PROMPT:
Each entry below is to be given again word for word, with no pictures.

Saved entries

(begin)

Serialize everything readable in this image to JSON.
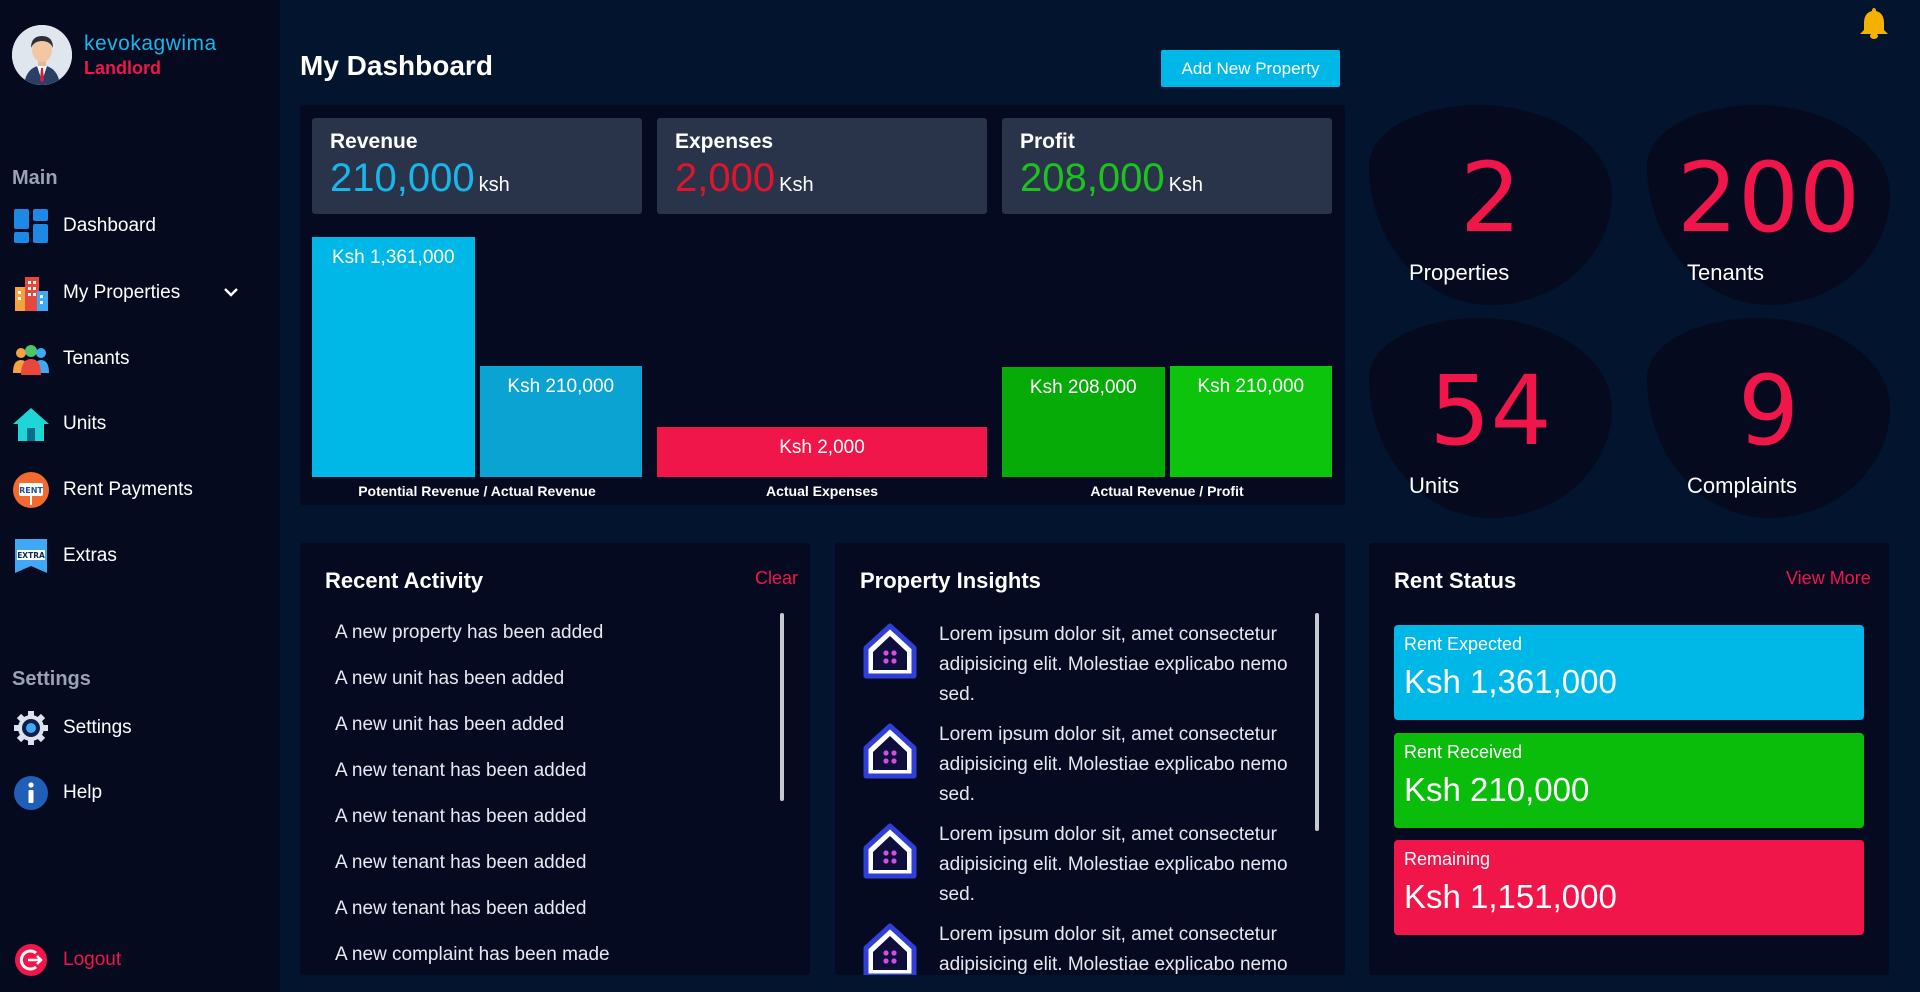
{
  "user": {
    "name": "kevokagwima",
    "role": "Landlord"
  },
  "sidebar": {
    "main_label": "Main",
    "settings_label": "Settings",
    "items": [
      {
        "label": "Dashboard",
        "icon": "dashboard-icon"
      },
      {
        "label": "My Properties",
        "icon": "buildings-icon"
      },
      {
        "label": "Tenants",
        "icon": "people-icon"
      },
      {
        "label": "Units",
        "icon": "house-icon"
      },
      {
        "label": "Rent Payments",
        "icon": "rent-sign-icon"
      },
      {
        "label": "Extras",
        "icon": "extra-flag-icon"
      }
    ],
    "settings_items": [
      {
        "label": "Settings",
        "icon": "gear-icon"
      },
      {
        "label": "Help",
        "icon": "info-icon"
      }
    ],
    "logout_label": "Logout"
  },
  "header": {
    "title": "My Dashboard",
    "add_button": "Add New Property"
  },
  "summary": {
    "revenue": {
      "title": "Revenue",
      "value": "210,000",
      "unit": "ksh",
      "color": "#19b6ea"
    },
    "expenses": {
      "title": "Expenses",
      "value": "2,000",
      "unit": "Ksh",
      "color": "#e0142a"
    },
    "profit": {
      "title": "Profit",
      "value": "208,000",
      "unit": "Ksh",
      "color": "#1ec21e"
    }
  },
  "chart_data": {
    "type": "bar",
    "groups": [
      {
        "label": "Potential Revenue / Actual Revenue",
        "bars": [
          {
            "label": "Ksh 1,361,000",
            "value": 1361000,
            "color": "#00b8e8"
          },
          {
            "label": "Ksh 210,000",
            "value": 210000,
            "color": "#0aa3d2"
          }
        ]
      },
      {
        "label": "Actual Expenses",
        "bars": [
          {
            "label": "Ksh 2,000",
            "value": 2000,
            "color": "#f0164a"
          }
        ]
      },
      {
        "label": "Actual Revenue / Profit",
        "bars": [
          {
            "label": "Ksh 208,000",
            "value": 208000,
            "color": "#07ab07"
          },
          {
            "label": "Ksh 210,000",
            "value": 210000,
            "color": "#0bc40b"
          }
        ]
      }
    ]
  },
  "counters": [
    {
      "number": "2",
      "label": "Properties"
    },
    {
      "number": "200",
      "label": "Tenants"
    },
    {
      "number": "54",
      "label": "Units"
    },
    {
      "number": "9",
      "label": "Complaints"
    }
  ],
  "recent_activity": {
    "title": "Recent Activity",
    "clear_label": "Clear",
    "items": [
      "A new property has been added",
      "A new unit has been added",
      "A new unit has been added",
      "A new tenant has been added",
      "A new tenant has been added",
      "A new tenant has been added",
      "A new tenant has been added",
      "A new complaint has been made"
    ]
  },
  "insights": {
    "title": "Property Insights",
    "items": [
      "Lorem ipsum dolor sit, amet consectetur adipisicing elit. Molestiae explicabo nemo sed.",
      "Lorem ipsum dolor sit, amet consectetur adipisicing elit. Molestiae explicabo nemo sed.",
      "Lorem ipsum dolor sit, amet consectetur adipisicing elit. Molestiae explicabo nemo sed.",
      "Lorem ipsum dolor sit, amet consectetur adipisicing elit. Molestiae explicabo nemo sed."
    ]
  },
  "rent_status": {
    "title": "Rent Status",
    "view_more": "View More",
    "cards": [
      {
        "label": "Rent Expected",
        "value": "Ksh 1,361,000",
        "color": "#00b8e8"
      },
      {
        "label": "Rent Received",
        "value": "Ksh 210,000",
        "color": "#0bbd0b"
      },
      {
        "label": "Remaining",
        "value": "Ksh 1,151,000",
        "color": "#f0164a"
      }
    ]
  },
  "colors": {
    "accent_red": "#f0164a",
    "accent_blue": "#19b6ea",
    "panel": "#060a21",
    "background": "#02142e"
  }
}
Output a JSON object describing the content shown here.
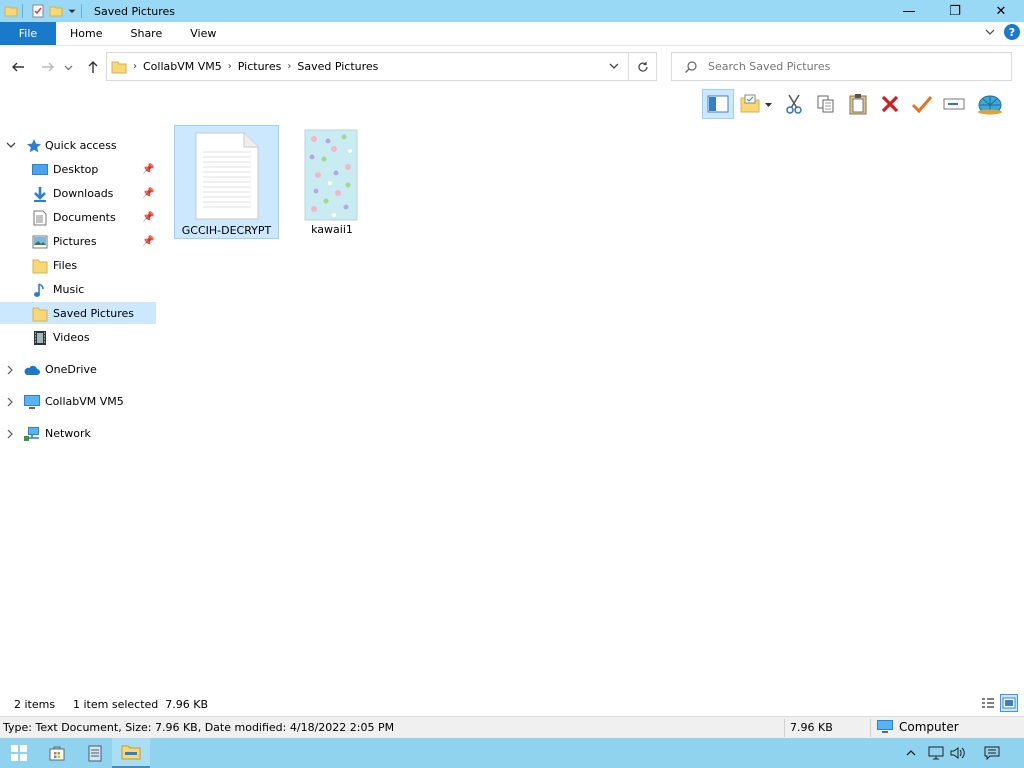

(end)

EXPECTED ANSWER:
Serialize everything readable in this image to JSON.
{
  "user": {
    "name": "kevokagwima",
    "role": "Landlord"
  },
  "sidebar": {
    "main_label": "Main",
    "settings_label": "Settings",
    "items": [
      {
        "label": "Dashboard",
        "icon": "dashboard-icon"
      },
      {
        "label": "My Properties",
        "icon": "buildings-icon"
      },
      {
        "label": "Tenants",
        "icon": "people-icon"
      },
      {
        "label": "Units",
        "icon": "house-icon"
      },
      {
        "label": "Rent Payments",
        "icon": "rent-sign-icon"
      },
      {
        "label": "Extras",
        "icon": "extra-flag-icon"
      }
    ],
    "settings_items": [
      {
        "label": "Settings",
        "icon": "gear-icon"
      },
      {
        "label": "Help",
        "icon": "info-icon"
      }
    ],
    "logout_label": "Logout"
  },
  "header": {
    "title": "My Dashboard",
    "add_button": "Add New Property"
  },
  "summary": {
    "revenue": {
      "title": "Revenue",
      "value": "210,000",
      "unit": "ksh",
      "color": "#19b6ea"
    },
    "expenses": {
      "title": "Expenses",
      "value": "2,000",
      "unit": "Ksh",
      "color": "#e0142a"
    },
    "profit": {
      "title": "Profit",
      "value": "208,000",
      "unit": "Ksh",
      "color": "#1ec21e"
    }
  },
  "chart_data": {
    "type": "bar",
    "groups": [
      {
        "label": "Potential Revenue / Actual Revenue",
        "bars": [
          {
            "label": "Ksh 1,361,000",
            "value": 1361000,
            "color": "#00b8e8"
          },
          {
            "label": "Ksh 210,000",
            "value": 210000,
            "color": "#0aa3d2"
          }
        ]
      },
      {
        "label": "Actual Expenses",
        "bars": [
          {
            "label": "Ksh 2,000",
            "value": 2000,
            "color": "#f0164a"
          }
        ]
      },
      {
        "label": "Actual Revenue / Profit",
        "bars": [
          {
            "label": "Ksh 208,000",
            "value": 208000,
            "color": "#07ab07"
          },
          {
            "label": "Ksh 210,000",
            "value": 210000,
            "color": "#0bc40b"
          }
        ]
      }
    ]
  },
  "counters": [
    {
      "number": "2",
      "label": "Properties"
    },
    {
      "number": "200",
      "label": "Tenants"
    },
    {
      "number": "54",
      "label": "Units"
    },
    {
      "number": "9",
      "label": "Complaints"
    }
  ],
  "recent_activity": {
    "title": "Recent Activity",
    "clear_label": "Clear",
    "items": [
      "A new property has been added",
      "A new unit has been added",
      "A new unit has been added",
      "A new tenant has been added",
      "A new tenant has been added",
      "A new tenant has been added",
      "A new tenant has been added",
      "A new complaint has been made"
    ]
  },
  "insights": {
    "title": "Property Insights",
    "items": [
      "Lorem ipsum dolor sit, amet consectetur adipisicing elit. Molestiae explicabo nemo sed.",
      "Lorem ipsum dolor sit, amet consectetur adipisicing elit. Molestiae explicabo nemo sed.",
      "Lorem ipsum dolor sit, amet consectetur adipisicing elit. Molestiae explicabo nemo sed.",
      "Lorem ipsum dolor sit, amet consectetur adipisicing elit. Molestiae explicabo nemo sed."
    ]
  },
  "rent_status": {
    "title": "Rent Status",
    "view_more": "View More",
    "cards": [
      {
        "label": "Rent Expected",
        "value": "Ksh 1,361,000",
        "color": "#00b8e8"
      },
      {
        "label": "Rent Received",
        "value": "Ksh 210,000",
        "color": "#0bbd0b"
      },
      {
        "label": "Remaining",
        "value": "Ksh 1,151,000",
        "color": "#f0164a"
      }
    ]
  },
  "colors": {
    "accent_red": "#f0164a",
    "accent_blue": "#19b6ea",
    "panel": "#060a21",
    "background": "#02142e"
  }
}
Output a JSON object describing the content shown here.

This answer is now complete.